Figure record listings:

————

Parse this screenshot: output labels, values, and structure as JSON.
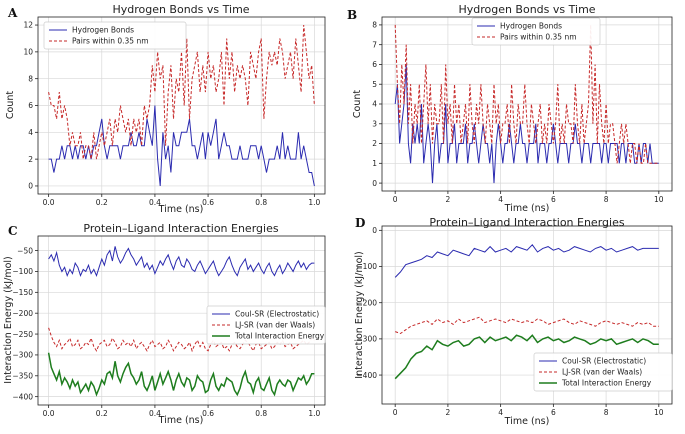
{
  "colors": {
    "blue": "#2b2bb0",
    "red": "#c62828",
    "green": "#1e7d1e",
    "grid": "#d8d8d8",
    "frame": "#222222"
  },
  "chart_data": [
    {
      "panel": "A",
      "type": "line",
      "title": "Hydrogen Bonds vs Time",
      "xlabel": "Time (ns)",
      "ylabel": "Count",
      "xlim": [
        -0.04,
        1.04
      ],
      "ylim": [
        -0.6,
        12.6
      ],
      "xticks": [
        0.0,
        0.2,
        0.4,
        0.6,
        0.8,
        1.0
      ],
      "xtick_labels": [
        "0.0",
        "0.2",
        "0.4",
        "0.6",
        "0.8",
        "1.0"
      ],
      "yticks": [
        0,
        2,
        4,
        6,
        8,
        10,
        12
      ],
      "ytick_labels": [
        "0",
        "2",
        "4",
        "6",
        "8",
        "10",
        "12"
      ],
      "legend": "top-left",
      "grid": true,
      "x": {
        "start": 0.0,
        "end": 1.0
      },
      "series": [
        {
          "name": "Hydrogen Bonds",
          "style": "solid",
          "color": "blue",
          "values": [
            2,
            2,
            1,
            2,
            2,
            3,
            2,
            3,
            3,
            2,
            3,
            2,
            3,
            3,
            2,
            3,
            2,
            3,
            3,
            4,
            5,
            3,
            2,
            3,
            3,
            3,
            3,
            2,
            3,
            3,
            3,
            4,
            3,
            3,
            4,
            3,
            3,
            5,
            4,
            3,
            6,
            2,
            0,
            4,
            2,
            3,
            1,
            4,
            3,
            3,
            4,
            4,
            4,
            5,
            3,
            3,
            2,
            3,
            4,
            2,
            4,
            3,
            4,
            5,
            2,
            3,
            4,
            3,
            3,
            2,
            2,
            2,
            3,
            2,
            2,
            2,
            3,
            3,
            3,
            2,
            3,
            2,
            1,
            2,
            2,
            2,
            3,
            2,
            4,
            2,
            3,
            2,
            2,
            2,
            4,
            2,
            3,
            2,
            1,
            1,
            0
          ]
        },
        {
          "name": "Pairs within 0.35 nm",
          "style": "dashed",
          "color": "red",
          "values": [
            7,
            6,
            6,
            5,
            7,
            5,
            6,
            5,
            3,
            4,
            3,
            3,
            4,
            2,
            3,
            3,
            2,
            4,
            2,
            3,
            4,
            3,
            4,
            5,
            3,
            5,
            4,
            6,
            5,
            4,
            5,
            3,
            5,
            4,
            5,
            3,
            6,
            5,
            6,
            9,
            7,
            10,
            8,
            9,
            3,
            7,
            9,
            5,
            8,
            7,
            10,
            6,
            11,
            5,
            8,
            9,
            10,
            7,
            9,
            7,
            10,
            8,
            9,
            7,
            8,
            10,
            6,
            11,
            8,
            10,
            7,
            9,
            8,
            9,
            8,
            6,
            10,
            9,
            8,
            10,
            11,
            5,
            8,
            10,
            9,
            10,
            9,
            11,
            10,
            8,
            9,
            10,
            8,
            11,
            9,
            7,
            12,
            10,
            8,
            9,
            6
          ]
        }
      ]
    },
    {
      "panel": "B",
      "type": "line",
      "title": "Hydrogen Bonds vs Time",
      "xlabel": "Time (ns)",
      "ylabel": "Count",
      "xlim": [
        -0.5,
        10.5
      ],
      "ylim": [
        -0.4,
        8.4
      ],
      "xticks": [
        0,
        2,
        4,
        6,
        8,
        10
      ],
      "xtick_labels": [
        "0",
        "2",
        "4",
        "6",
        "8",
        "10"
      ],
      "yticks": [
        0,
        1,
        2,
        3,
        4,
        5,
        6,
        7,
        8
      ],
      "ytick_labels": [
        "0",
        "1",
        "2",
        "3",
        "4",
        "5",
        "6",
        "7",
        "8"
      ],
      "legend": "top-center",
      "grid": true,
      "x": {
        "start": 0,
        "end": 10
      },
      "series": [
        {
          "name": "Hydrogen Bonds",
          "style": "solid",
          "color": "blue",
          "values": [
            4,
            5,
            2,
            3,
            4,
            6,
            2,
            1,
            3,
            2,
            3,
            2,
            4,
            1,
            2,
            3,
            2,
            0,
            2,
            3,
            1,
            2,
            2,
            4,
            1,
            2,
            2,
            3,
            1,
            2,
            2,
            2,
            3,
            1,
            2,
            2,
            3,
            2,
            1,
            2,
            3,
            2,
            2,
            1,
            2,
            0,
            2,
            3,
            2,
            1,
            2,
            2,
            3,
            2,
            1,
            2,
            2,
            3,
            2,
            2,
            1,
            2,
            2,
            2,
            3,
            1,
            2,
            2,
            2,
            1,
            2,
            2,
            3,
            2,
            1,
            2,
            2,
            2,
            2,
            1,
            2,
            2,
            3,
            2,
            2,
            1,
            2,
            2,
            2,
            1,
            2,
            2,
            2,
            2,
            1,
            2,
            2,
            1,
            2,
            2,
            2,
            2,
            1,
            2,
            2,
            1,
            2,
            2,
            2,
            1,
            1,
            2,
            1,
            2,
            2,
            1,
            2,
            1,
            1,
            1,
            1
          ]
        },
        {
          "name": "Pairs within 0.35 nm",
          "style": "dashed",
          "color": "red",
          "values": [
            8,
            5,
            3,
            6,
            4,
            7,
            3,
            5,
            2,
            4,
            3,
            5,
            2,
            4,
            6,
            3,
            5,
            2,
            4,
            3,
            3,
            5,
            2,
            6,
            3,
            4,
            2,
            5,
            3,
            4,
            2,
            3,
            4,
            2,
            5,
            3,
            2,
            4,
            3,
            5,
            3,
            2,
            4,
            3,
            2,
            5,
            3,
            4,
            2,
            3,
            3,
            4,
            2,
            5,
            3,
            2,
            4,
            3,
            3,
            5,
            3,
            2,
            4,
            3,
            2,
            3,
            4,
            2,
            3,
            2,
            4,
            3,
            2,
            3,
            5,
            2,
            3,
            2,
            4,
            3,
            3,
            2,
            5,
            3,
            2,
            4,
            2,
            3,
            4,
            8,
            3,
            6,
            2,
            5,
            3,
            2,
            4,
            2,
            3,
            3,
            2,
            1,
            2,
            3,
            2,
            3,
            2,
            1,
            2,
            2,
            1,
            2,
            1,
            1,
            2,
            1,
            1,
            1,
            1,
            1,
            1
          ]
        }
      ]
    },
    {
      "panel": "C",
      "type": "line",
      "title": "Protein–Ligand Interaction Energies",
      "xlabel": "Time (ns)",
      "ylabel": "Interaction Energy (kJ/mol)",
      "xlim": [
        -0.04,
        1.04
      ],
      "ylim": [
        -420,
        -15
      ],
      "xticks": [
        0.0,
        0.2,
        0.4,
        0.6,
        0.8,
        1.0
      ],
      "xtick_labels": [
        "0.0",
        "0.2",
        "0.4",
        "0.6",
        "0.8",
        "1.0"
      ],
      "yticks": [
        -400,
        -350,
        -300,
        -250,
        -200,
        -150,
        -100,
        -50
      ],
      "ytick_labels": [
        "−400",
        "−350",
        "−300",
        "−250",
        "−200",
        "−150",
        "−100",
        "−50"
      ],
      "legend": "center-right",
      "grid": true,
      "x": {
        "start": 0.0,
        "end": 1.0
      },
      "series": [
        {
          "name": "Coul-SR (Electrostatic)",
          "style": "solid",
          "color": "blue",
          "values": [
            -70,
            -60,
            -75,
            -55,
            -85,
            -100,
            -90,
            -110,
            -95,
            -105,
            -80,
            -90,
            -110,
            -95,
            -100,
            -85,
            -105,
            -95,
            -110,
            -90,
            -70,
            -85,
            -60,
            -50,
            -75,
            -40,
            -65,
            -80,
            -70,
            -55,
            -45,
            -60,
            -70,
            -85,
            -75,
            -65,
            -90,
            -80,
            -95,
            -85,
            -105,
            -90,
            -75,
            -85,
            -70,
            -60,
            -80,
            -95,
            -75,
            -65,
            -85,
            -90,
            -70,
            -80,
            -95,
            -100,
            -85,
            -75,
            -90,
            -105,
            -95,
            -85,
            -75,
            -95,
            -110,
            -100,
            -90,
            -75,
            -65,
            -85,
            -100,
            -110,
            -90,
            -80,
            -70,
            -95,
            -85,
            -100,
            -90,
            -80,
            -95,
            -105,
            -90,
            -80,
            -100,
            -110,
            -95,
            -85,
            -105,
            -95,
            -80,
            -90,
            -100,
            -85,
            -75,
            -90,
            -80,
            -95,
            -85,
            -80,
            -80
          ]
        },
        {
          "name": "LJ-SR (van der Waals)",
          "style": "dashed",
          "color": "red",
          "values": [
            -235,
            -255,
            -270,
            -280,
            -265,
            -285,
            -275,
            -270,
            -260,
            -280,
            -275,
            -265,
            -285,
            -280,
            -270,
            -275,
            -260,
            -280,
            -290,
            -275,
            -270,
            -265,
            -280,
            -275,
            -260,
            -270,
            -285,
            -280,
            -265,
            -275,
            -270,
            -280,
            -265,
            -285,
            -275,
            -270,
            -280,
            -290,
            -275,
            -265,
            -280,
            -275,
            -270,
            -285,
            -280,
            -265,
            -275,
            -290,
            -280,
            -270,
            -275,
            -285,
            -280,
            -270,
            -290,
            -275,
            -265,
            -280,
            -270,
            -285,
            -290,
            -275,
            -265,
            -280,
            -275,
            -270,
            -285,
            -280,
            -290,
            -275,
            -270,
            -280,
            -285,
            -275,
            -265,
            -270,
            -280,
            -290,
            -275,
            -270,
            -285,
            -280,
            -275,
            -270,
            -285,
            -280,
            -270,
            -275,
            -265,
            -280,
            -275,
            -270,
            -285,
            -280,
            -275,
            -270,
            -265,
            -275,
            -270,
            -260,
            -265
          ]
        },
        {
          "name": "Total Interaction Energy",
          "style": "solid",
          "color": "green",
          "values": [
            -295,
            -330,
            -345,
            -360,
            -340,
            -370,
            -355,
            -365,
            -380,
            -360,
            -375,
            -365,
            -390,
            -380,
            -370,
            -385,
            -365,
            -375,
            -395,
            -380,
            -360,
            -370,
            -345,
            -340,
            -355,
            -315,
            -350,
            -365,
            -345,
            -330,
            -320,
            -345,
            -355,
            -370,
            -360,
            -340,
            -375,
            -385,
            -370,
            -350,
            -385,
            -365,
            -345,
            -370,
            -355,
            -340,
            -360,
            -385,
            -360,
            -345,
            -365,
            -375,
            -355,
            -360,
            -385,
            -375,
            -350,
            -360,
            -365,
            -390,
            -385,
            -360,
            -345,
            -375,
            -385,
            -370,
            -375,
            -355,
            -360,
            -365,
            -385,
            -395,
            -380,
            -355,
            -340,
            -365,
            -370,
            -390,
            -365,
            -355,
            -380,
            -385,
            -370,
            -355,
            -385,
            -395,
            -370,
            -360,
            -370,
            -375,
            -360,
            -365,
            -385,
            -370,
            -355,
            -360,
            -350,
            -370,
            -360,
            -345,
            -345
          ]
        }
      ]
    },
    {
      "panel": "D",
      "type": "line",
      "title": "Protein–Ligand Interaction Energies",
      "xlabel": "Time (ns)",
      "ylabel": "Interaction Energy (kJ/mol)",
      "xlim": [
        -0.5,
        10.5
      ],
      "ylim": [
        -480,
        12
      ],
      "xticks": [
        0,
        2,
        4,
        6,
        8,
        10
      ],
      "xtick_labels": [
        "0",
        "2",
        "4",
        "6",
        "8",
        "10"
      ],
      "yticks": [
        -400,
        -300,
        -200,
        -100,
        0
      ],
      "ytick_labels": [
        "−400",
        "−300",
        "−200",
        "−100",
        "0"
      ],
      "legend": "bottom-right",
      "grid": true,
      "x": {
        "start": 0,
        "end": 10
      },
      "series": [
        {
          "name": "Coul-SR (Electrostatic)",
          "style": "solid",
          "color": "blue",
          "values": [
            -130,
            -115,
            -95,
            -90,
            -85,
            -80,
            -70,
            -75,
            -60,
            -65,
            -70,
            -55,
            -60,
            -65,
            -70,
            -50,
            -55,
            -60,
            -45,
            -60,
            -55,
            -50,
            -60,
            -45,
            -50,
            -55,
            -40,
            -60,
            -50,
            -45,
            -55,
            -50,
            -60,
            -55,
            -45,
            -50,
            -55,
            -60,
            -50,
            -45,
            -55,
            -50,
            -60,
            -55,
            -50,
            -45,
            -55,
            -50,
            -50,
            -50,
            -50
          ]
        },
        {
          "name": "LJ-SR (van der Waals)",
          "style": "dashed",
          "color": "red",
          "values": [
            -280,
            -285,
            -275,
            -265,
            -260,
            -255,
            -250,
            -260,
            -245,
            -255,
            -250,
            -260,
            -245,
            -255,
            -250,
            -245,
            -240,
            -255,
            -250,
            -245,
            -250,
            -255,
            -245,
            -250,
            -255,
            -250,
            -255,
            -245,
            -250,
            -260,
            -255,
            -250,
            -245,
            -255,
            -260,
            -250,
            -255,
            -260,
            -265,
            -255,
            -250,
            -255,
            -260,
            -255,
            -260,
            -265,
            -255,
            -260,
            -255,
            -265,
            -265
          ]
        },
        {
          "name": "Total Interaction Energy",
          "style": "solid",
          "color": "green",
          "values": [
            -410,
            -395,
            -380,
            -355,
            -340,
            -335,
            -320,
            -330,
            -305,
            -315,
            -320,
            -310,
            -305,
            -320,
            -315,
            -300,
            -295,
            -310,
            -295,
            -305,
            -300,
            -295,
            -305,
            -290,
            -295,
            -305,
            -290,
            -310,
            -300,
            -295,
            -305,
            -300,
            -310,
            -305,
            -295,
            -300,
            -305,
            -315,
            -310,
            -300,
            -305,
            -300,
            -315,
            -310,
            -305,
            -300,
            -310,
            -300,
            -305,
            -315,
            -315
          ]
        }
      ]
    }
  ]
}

————

Look over the entries for "center", then copy every line that includes that string.

      "legend": "top-center",
      "legend": "center-right",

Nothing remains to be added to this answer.